[Begin Rows]

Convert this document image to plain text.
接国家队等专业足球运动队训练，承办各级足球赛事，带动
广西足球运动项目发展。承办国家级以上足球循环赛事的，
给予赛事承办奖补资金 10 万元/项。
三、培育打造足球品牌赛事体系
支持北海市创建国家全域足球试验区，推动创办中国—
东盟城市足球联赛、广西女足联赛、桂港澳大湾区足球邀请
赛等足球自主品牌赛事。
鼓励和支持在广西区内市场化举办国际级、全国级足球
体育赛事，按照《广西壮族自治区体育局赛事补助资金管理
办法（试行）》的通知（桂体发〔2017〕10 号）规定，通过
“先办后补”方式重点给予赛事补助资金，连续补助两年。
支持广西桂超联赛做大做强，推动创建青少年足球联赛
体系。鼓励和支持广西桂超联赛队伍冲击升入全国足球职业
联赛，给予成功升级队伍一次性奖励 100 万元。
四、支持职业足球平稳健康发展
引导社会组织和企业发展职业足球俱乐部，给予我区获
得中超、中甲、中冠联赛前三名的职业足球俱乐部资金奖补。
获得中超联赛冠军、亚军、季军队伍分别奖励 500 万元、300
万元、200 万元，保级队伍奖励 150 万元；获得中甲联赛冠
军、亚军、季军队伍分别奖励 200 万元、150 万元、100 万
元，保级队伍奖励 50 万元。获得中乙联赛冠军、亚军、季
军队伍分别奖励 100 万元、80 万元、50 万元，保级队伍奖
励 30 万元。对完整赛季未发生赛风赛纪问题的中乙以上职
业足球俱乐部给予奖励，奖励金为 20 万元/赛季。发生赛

[End Rows]

* _Directions_
Every line in the data that holds "保级队伍奖励" should be copied out.

* _Result of the task_
万元、200 万元，保级队伍奖励 150 万元；获得中甲联赛冠
元，保级队伍奖励 50 万元。获得中乙联赛冠军、亚军、季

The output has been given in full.